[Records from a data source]
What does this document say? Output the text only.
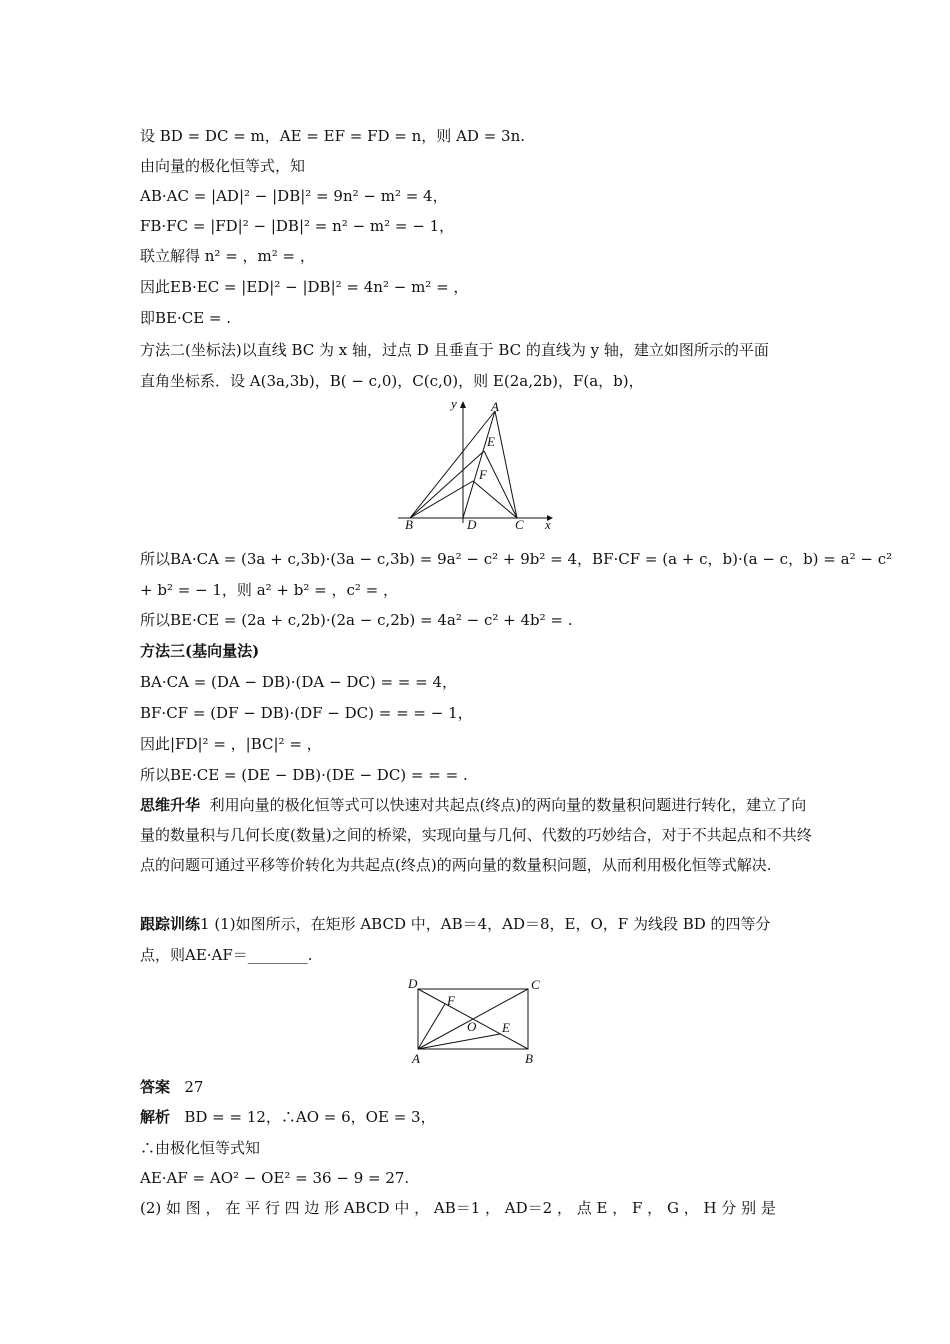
设 BD = DC = m，AE = EF = FD = n，则 AD = 3n.
由向量的极化恒等式，知
AB·AC = |AD|² − |DB|² = 9n² − m² = 4，
FB·FC = |FD|² − |DB|² = n² − m² = − 1，
联立解得 n² = ，m² = ，
因此EB·EC = |ED|² − |DB|² = 4n² − m² = ，
即BE·CE = .
方法二(坐标法)以直线 BC 为 x 轴，过点 D 且垂直于 BC 的直线为 y 轴，建立如图所示的平面
直角坐标系．设 A(3a,3b)，B( − c,0)，C(c,0)，则 E(2a,2b)，F(a，b)，
y	A
E
F
B	D	C x
所以BA·CA = (3a + c,3b)·(3a − c,3b) = 9a² − c² + 9b² = 4，BF·CF = (a + c，b)·(a − c，b) = a² − c²
+ b² = − 1，则 a² + b² = ，c² = ，
所以BE·CE = (2a + c,2b)·(2a − c,2b) = 4a² − c² + 4b² = .
方法三(基向量法)
BA·CA = (DA − DB)·(DA − DC) = = = 4，
BF·CF = (DF − DB)·(DF − DC) = = = − 1，
因此|FD|² = ，|BC|² = ，
所以BE·CE = (DE − DB)·(DE − DC) = = = .
思维升华 利用向量的极化恒等式可以快速对共起点(终点)的两向量的数量积问题进行转化，建立了向量的数量积与几何长度(数量)之间的桥梁，实现向量与几何、代数的巧妙结合，对于不共起点和不共终点的问题可通过平移等价转化为共起点(终点)的两向量的数量积问题，从而利用极化恒等式解决.
跟踪训练1 (1)如图所示，在矩形 ABCD 中，AB＝4，AD＝8，E，O，F 为线段 BD 的四等分
点，则AE·AF＝________.
D	C
F
O E
A	B
答案 27
解析 BD = = 12，∴AO = 6，OE = 3，
∴由极化恒等式知
AE·AF = AO² − OE² = 36 − 9 = 27.
(2) 如 图 ， 在 平 行 四 边 形 ABCD 中 ， AB＝1 ， AD＝2 ， 点 E ， F ， G ， H 分 别 是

◆ EXERCISE TASK:
Exclude all images and restate the records above word for word.

◆ TASK RESPONSE:
What does this document say? Output the text only.
设 BD = DC = m，AE = EF = FD = n，则 AD = 3n.
由向量的极化恒等式，知
AB·AC = |AD|² − |DB|² = 9n² − m² = 4，
FB·FC = |FD|² − |DB|² = n² − m² = − 1，
联立解得 n² = ，m² = ，
因此EB·EC = |ED|² − |DB|² = 4n² − m² = ，
即BE·CE = .
方法二(坐标法)以直线 BC 为 x 轴，过点 D 且垂直于 BC 的直线为 y 轴，建立如图所示的平面
直角坐标系．设 A(3a,3b)，B( − c,0)，C(c,0)，则 E(2a,2b)，F(a，b)，
y	A
E
F
B	D	C x
所以BA·CA = (3a + c,3b)·(3a − c,3b) = 9a² − c² + 9b² = 4，BF·CF = (a + c，b)·(a − c，b) = a² − c²
+ b² = − 1，则 a² + b² = ，c² = ，
所以BE·CE = (2a + c,2b)·(2a − c,2b) = 4a² − c² + 4b² = .
方法三(基向量法)
BA·CA = (DA − DB)·(DA − DC) = = = 4，
BF·CF = (DF − DB)·(DF − DC) = = = − 1，
因此|FD|² = ，|BC|² = ，
所以BE·CE = (DE − DB)·(DE − DC) = = = .
思维升华 利用向量的极化恒等式可以快速对共起点(终点)的两向量的数量积问题进行转化，建立了向量的数量积与几何长度(数量)之间的桥梁，实现向量与几何、代数的巧妙结合，对于不共起点和不共终点的问题可通过平移等价转化为共起点(终点)的两向量的数量积问题，从而利用极化恒等式解决.
跟踪训练1 (1)如图所示，在矩形 ABCD 中，AB＝4，AD＝8，E，O，F 为线段 BD 的四等分
点，则AE·AF＝________.
D	C
F
O E
A	B
答案 27
解析 BD = = 12，∴AO = 6，OE = 3，
∴由极化恒等式知
AE·AF = AO² − OE² = 36 − 9 = 27.
(2) 如 图 ， 在 平 行 四 边 形 ABCD 中 ， AB＝1 ， AD＝2 ， 点 E ， F ， G ， H 分 别 是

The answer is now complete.